§ What you will do
Each entry must be given again exactly; images do not belong in the copy.

§ Data
+-------+

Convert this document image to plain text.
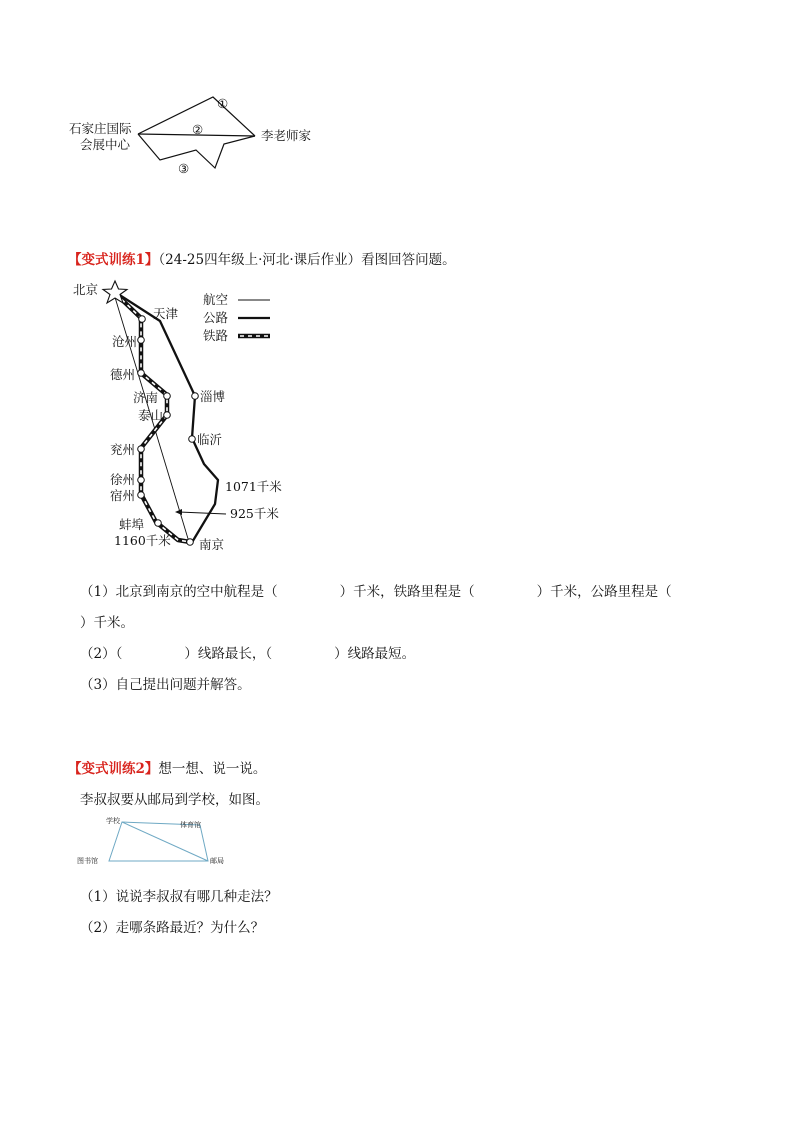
①
②
③
石家庄国际
会展中心
李老师家
【变式训练1】（24-25四年级上·河北·课后作业）看图回答问题。
北京
天津
沧州
德州
济南
泰山
淄博
临沂
兖州
徐州
宿州
蚌埠
南京
1071千米
925千米
1160千米
航空
公路
铁路
（1）北京到南京的空中航程是（	）千米，铁路里程是（	）千米，公路里程是（
）千米。
（2）（	）线路最长，（	）线路最短。
（3）自己提出问题并解答。
【变式训练2】想一想、说一说。
李叔叔要从邮局到学校，如图。
学校	体育馆
图书馆	邮局
（1）说说李叔叔有哪几种走法？
（2）走哪条路最近？为什么？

+-------+

§ Expected answer
Convert this document image to plain text.
①
②
③
石家庄国际
会展中心
李老师家
【变式训练1】（24-25四年级上·河北·课后作业）看图回答问题。
北京
天津
沧州
德州
济南
泰山
淄博
临沂
兖州
徐州
宿州
蚌埠
南京
1071千米
925千米
1160千米
航空
公路
铁路
（1）北京到南京的空中航程是（	）千米，铁路里程是（	）千米，公路里程是（
）千米。
（2）（	）线路最长，（	）线路最短。
（3）自己提出问题并解答。
【变式训练2】想一想、说一说。
李叔叔要从邮局到学校，如图。
学校	体育馆
图书馆	邮局
（1）说说李叔叔有哪几种走法？
（2）走哪条路最近？为什么？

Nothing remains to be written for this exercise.